Task brief: Can you reproduce all the entries below, renaming every "svg-text" to "text-label", keeping everything else unchanged and leaving the pictures out?

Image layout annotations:
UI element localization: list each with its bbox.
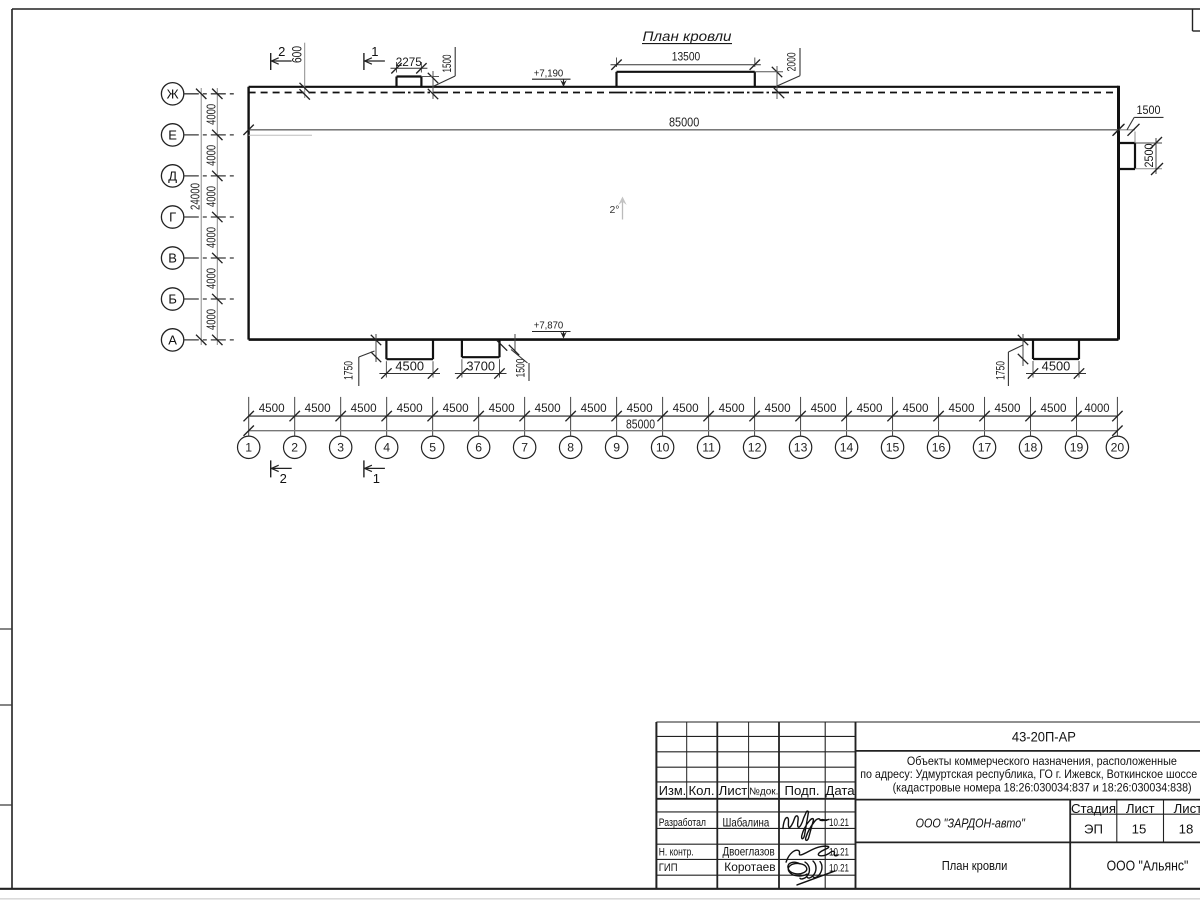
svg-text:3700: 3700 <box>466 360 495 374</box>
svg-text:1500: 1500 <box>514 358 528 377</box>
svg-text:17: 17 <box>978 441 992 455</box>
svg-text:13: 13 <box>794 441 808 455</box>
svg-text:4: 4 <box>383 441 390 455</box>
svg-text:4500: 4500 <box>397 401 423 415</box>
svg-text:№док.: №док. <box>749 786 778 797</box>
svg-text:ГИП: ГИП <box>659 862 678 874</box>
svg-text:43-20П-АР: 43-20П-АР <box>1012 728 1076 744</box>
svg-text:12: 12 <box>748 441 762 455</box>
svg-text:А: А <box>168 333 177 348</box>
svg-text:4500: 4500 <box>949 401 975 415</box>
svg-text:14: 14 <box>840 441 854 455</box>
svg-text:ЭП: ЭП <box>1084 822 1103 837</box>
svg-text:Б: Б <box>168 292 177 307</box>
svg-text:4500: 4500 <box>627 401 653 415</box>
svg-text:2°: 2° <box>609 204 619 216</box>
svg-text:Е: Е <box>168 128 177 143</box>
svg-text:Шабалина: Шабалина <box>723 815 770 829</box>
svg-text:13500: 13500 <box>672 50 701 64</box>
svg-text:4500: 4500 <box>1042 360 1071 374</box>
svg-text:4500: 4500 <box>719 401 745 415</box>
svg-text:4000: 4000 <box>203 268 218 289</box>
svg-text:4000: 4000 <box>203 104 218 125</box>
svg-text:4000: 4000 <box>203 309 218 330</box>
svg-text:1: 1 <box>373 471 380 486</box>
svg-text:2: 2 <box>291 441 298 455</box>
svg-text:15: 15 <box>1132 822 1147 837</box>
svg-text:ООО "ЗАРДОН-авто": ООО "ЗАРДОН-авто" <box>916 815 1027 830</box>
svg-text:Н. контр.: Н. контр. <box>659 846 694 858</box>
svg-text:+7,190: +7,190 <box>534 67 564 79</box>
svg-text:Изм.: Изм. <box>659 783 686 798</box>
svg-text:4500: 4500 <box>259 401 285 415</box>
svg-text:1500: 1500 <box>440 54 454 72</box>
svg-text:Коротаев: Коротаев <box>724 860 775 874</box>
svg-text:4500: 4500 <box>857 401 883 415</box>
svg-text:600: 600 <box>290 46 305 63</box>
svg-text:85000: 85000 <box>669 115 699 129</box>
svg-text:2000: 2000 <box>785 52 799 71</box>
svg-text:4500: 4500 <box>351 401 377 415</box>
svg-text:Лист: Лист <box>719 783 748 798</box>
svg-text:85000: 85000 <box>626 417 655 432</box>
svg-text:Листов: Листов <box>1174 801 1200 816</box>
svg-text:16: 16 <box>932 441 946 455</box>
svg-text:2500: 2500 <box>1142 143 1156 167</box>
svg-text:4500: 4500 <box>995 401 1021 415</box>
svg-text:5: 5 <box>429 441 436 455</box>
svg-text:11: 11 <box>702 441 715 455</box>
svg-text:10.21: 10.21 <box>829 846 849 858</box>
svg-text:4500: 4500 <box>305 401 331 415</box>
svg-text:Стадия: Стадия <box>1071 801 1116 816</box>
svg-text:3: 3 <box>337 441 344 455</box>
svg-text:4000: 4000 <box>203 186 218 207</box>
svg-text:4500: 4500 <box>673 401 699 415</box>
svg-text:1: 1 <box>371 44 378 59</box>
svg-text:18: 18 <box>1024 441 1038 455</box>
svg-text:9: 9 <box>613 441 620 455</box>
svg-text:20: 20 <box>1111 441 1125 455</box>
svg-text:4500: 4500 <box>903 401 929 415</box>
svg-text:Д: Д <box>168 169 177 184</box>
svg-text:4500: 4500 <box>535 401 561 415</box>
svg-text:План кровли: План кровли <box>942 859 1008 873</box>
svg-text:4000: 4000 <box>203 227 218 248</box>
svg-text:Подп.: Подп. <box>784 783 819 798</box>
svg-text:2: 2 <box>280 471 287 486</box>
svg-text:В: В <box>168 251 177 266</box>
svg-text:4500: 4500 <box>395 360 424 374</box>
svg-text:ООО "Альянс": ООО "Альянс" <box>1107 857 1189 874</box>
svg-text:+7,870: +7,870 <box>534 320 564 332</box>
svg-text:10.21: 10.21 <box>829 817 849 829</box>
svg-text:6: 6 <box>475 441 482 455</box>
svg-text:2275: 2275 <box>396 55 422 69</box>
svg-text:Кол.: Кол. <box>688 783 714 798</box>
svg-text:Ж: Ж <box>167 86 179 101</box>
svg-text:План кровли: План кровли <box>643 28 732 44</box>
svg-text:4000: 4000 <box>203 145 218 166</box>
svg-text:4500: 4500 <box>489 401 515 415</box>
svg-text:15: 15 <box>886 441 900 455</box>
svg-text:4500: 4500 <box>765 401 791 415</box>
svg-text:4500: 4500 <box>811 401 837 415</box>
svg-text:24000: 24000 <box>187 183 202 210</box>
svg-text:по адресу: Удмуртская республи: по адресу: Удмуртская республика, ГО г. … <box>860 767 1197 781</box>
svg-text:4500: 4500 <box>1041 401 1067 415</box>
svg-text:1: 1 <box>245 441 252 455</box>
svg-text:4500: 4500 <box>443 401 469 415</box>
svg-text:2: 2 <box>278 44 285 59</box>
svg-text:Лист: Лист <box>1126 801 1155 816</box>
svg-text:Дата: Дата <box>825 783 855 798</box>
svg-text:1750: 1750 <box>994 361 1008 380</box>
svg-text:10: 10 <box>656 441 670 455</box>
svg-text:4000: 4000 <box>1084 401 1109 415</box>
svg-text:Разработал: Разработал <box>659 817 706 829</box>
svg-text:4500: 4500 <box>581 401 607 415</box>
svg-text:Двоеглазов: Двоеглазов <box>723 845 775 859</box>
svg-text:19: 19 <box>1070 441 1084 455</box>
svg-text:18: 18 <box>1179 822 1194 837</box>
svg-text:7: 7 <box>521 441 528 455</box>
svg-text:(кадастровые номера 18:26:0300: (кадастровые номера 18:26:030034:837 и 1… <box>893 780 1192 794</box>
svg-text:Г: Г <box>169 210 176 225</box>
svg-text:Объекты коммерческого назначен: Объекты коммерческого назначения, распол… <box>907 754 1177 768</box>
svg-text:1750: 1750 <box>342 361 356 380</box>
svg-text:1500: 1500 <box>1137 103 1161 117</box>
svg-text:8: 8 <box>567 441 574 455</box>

Result:
UI element localization: list each with its bbox.
text-label:3700: 3700 <box>466 360 495 374</box>
text-label:1500: 1500 <box>514 358 528 377</box>
text-label:17: 17 <box>978 441 992 455</box>
text-label:13: 13 <box>794 441 808 455</box>
text-label:4: 4 <box>383 441 390 455</box>
text-label:4500: 4500 <box>397 401 423 415</box>
text-label:№док.: №док. <box>749 786 778 797</box>
text-label:ГИП: ГИП <box>659 862 678 874</box>
text-label:43-20П-АР: 43-20П-АР <box>1012 728 1076 744</box>
text-label:12: 12 <box>748 441 762 455</box>
text-label:А: А <box>168 333 177 348</box>
text-label:4500: 4500 <box>949 401 975 415</box>
text-label:14: 14 <box>840 441 854 455</box>
text-label:ЭП: ЭП <box>1084 822 1103 837</box>
text-label:Б: Б <box>168 292 177 307</box>
text-label:4500: 4500 <box>627 401 653 415</box>
text-label:2°: 2° <box>609 204 619 216</box>
text-label:Е: Е <box>168 128 177 143</box>
text-label:Шабалина: Шабалина <box>723 815 770 829</box>
text-label:13500: 13500 <box>672 50 701 64</box>
text-label:4500: 4500 <box>1042 360 1071 374</box>
text-label:4500: 4500 <box>719 401 745 415</box>
text-label:4000: 4000 <box>203 268 218 289</box>
text-label:4000: 4000 <box>203 104 218 125</box>
text-label:4000: 4000 <box>203 309 218 330</box>
text-label:1: 1 <box>373 471 380 486</box>
text-label:2: 2 <box>291 441 298 455</box>
text-label:15: 15 <box>1132 822 1147 837</box>
text-label:ООО "ЗАРДОН-авто": ООО "ЗАРДОН-авто" <box>916 815 1027 830</box>
text-label:Н. контр.: Н. контр. <box>659 846 694 858</box>
text-label:+7,190: +7,190 <box>534 67 564 79</box>
text-label:Изм.: Изм. <box>659 783 686 798</box>
text-label:4500: 4500 <box>259 401 285 415</box>
text-label:1500: 1500 <box>440 54 454 72</box>
text-label:Коротаев: Коротаев <box>724 860 775 874</box>
text-label:4500: 4500 <box>857 401 883 415</box>
text-label:600: 600 <box>290 46 305 63</box>
text-label:85000: 85000 <box>669 115 699 129</box>
text-label:2000: 2000 <box>785 52 799 71</box>
text-label:4500: 4500 <box>351 401 377 415</box>
text-label:Лист: Лист <box>719 783 748 798</box>
text-label:85000: 85000 <box>626 417 655 432</box>
text-label:Листов: Листов <box>1174 801 1200 816</box>
text-label:16: 16 <box>932 441 946 455</box>
text-label:2500: 2500 <box>1142 143 1156 167</box>
text-label:4500: 4500 <box>995 401 1021 415</box>
text-label:5: 5 <box>429 441 436 455</box>
text-label:11: 11 <box>702 441 715 455</box>
text-label:10.21: 10.21 <box>829 846 849 858</box>
text-label:4500: 4500 <box>305 401 331 415</box>
text-label:Стадия: Стадия <box>1071 801 1116 816</box>
text-label:3: 3 <box>337 441 344 455</box>
text-label:4000: 4000 <box>203 186 218 207</box>
text-label:4500: 4500 <box>673 401 699 415</box>
text-label:1: 1 <box>371 44 378 59</box>
text-label:18: 18 <box>1024 441 1038 455</box>
text-label:9: 9 <box>613 441 620 455</box>
text-label:20: 20 <box>1111 441 1125 455</box>
text-label:4500: 4500 <box>903 401 929 415</box>
text-label:Д: Д <box>168 169 177 184</box>
text-label:4500: 4500 <box>535 401 561 415</box>
text-label:План кровли: План кровли <box>942 859 1008 873</box>
text-label:4000: 4000 <box>203 227 218 248</box>
text-label:Подп.: Подп. <box>784 783 819 798</box>
text-label:2: 2 <box>280 471 287 486</box>
text-label:В: В <box>168 251 177 266</box>
text-label:4500: 4500 <box>395 360 424 374</box>
text-label:ООО "Альянс": ООО "Альянс" <box>1107 857 1189 874</box>
text-label:+7,870: +7,870 <box>534 320 564 332</box>
text-label:10.21: 10.21 <box>829 817 849 829</box>
text-label:6: 6 <box>475 441 482 455</box>
text-label:2275: 2275 <box>396 55 422 69</box>
text-label:Кол.: Кол. <box>688 783 714 798</box>
text-label:Ж: Ж <box>167 86 179 101</box>
text-label:План кровли: План кровли <box>643 28 732 44</box>
text-label:4000: 4000 <box>203 145 218 166</box>
text-label:4500: 4500 <box>489 401 515 415</box>
text-label:15: 15 <box>886 441 900 455</box>
text-label:4500: 4500 <box>765 401 791 415</box>
text-label:4500: 4500 <box>811 401 837 415</box>
text-label:24000: 24000 <box>187 183 202 210</box>
text-label:по адресу: Удмуртская республи: по адресу: Удмуртская республика, ГО г. … <box>860 767 1197 781</box>
text-label:4500: 4500 <box>1041 401 1067 415</box>
text-label:1: 1 <box>245 441 252 455</box>
text-label:4500: 4500 <box>443 401 469 415</box>
text-label:2: 2 <box>278 44 285 59</box>
text-label:Лист: Лист <box>1126 801 1155 816</box>
text-label:Дата: Дата <box>825 783 855 798</box>
text-label:1750: 1750 <box>994 361 1008 380</box>
text-label:10: 10 <box>656 441 670 455</box>
text-label:4000: 4000 <box>1084 401 1109 415</box>
text-label:Разработал: Разработал <box>659 817 706 829</box>
text-label:4500: 4500 <box>581 401 607 415</box>
text-label:Двоеглазов: Двоеглазов <box>723 845 775 859</box>
text-label:19: 19 <box>1070 441 1084 455</box>
text-label:18: 18 <box>1179 822 1194 837</box>
text-label:7: 7 <box>521 441 528 455</box>
text-label:(кадастровые номера 18:26:0300: (кадастровые номера 18:26:030034:837 и 1… <box>893 780 1192 794</box>
text-label:Г: Г <box>169 210 176 225</box>
text-label:Объекты коммерческого назначен: Объекты коммерческого назначения, распол… <box>907 754 1177 768</box>
text-label:1750: 1750 <box>342 361 356 380</box>
text-label:1500: 1500 <box>1137 103 1161 117</box>
text-label:8: 8 <box>567 441 574 455</box>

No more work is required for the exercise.